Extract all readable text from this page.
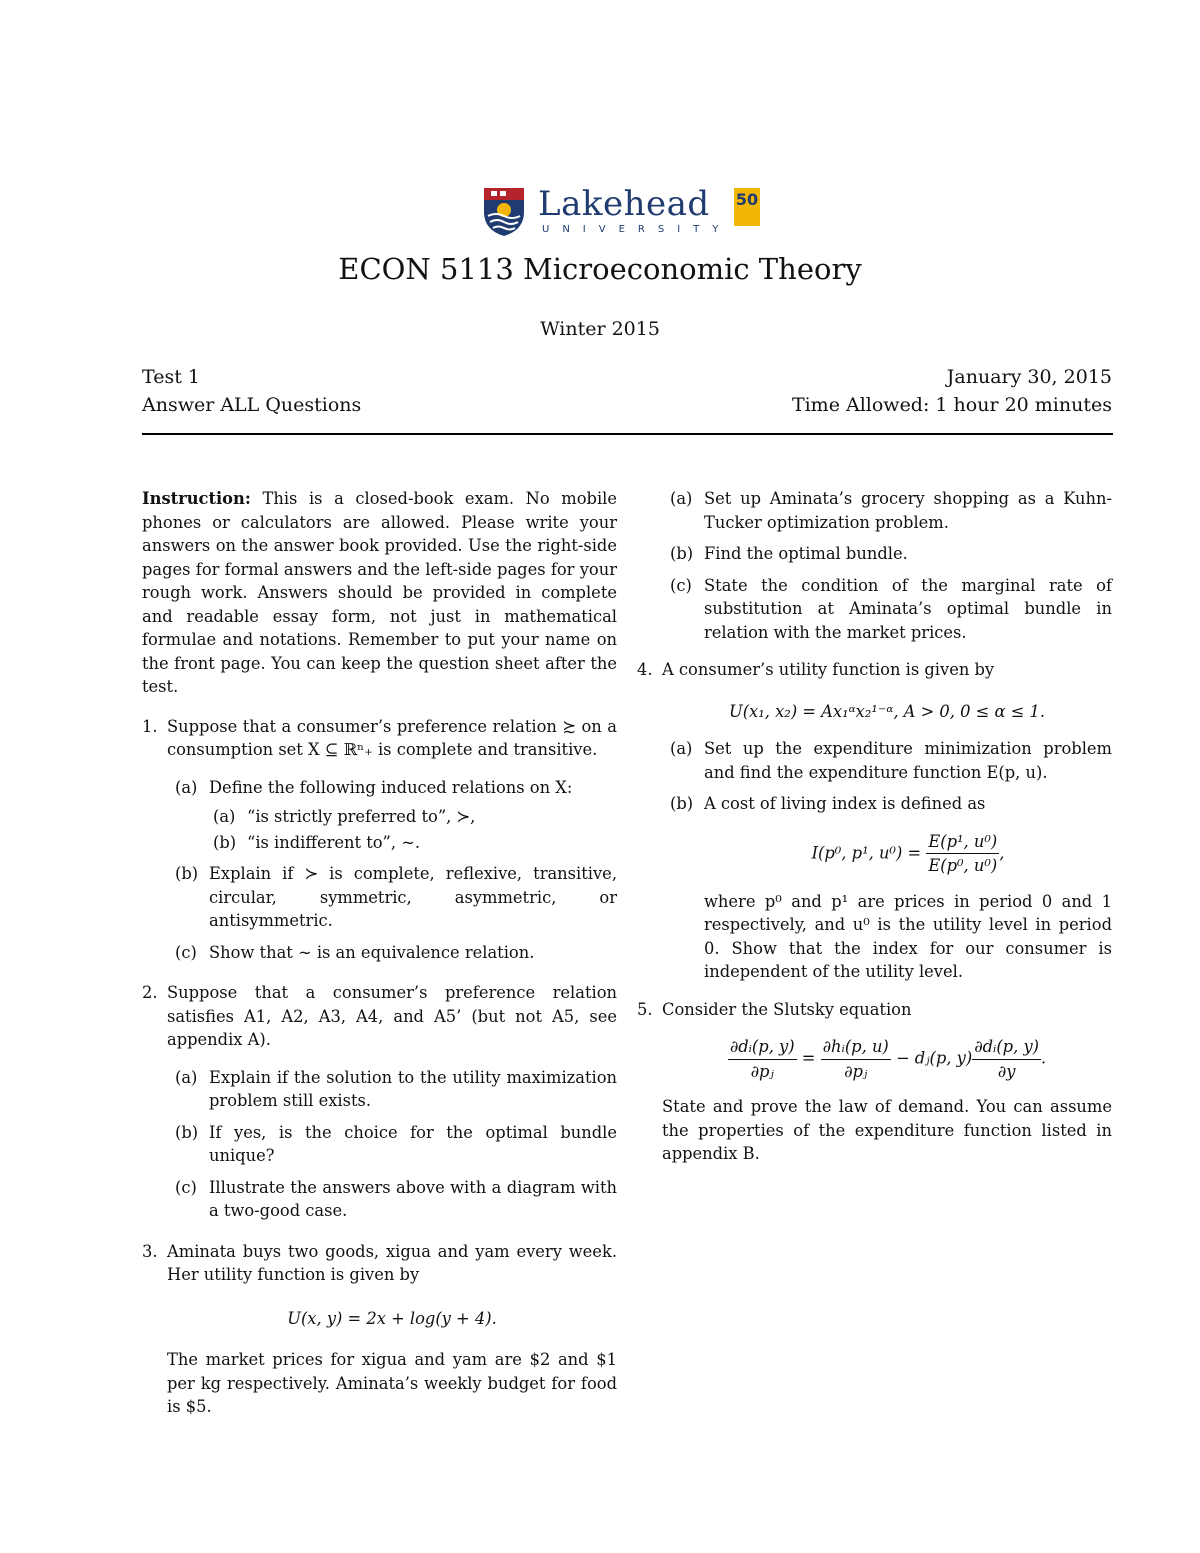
Lakehead
UNIVERSITY
50
ECON 5113 Microeconomic Theory
Winter 2015
Test 1	January 30, 2015
Answer ALL Questions	Time Allowed: 1 hour 20 minutes

Instruction: This is a closed-book exam. No mobile phones or calculators are allowed. Please write your answers on the answer book provided. Use the right-side pages for formal answers and the left-side pages for your rough work. Answers should be provided in complete and readable essay form, not just in mathematical formulae and notations. Remember to put your name on the front page. You can keep the question sheet after the test.

1. Suppose that a consumer’s preference relation ≿ on a consumption set X ⊆ ℝⁿ₊ is complete and transitive.

(a) Define the following induced relations on X:

(a) “is strictly preferred to”, ≻,

(b) “is indifferent to”, ∼.

(b) Explain if ≻ is complete, reflexive, transitive, circular, symmetric, asymmetric, or antisymmetric.

(c) Show that ∼ is an equivalence relation.

2. Suppose that a consumer’s preference relation satisfies A1, A2, A3, A4, and A5’ (but not A5, see appendix A).

(a) Explain if the solution to the utility maximization problem still exists.

(b) If yes, is the choice for the optimal bundle unique?

(c) Illustrate the answers above with a diagram with a two-good case.

3. Aminata buys two goods, xigua and yam every week. Her utility function is given by

U(x, y) = 2x + log(y + 4).

The market prices for xigua and yam are $2 and $1 per kg respectively. Aminata’s weekly budget for food is $5.

(a) Set up Aminata’s grocery shopping as a Kuhn-Tucker optimization problem.

(b) Find the optimal bundle.

(c) State the condition of the marginal rate of substitution at Aminata’s optimal bundle in relation with the market prices.

4. A consumer’s utility function is given by

U(x₁, x₂) = Ax₁ᵅx₂¹⁻ᵅ, A > 0, 0 ≤ α ≤ 1.
(a) Set up the expenditure minimization problem and find the expenditure function E(p, u).

(b) A cost of living index is defined as

I(p⁰, p¹, $u^0) = \frac{\text{E(p¹, u⁰)}}{\text{E(p⁰, u⁰)}}$ ,

where p⁰ and p¹ are prices in period 0 and 1 respectively, and u⁰ is the utility level in period 0. Show that the index for our consumer is independent of the utility level.

5. Consider the Slutsky equation

$\frac{\text{∂dᵢ(p, y)}}{\text{∂pⱼ}} = \frac{\text{∂hᵢ(p, u)}}{\text{∂pⱼ}}$ − dⱼ(p, $y) \frac{\text{∂dᵢ(p, y)}}{\partial y}$ .

State and prove the law of demand. You can assume the properties of the expenditure function listed in appendix B.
----
PROBLEM TO SOLVE: From the entries above, copy every line that holds the word "answers".

TASK SOLUTION:
Instruction: This is a closed-book exam. No mobile phones or calculators are allowed. Please write your answers on the answer book provided. Use the right-side pages for formal answers and the left-side pages for your rough work. Answers should be provided in complete and readable essay form, not just in mathematical formulae and notations. Remember to put your name on the front page. You can keep the question sheet after the test.
(c) Illustrate the answers above with a diagram with a two-good case.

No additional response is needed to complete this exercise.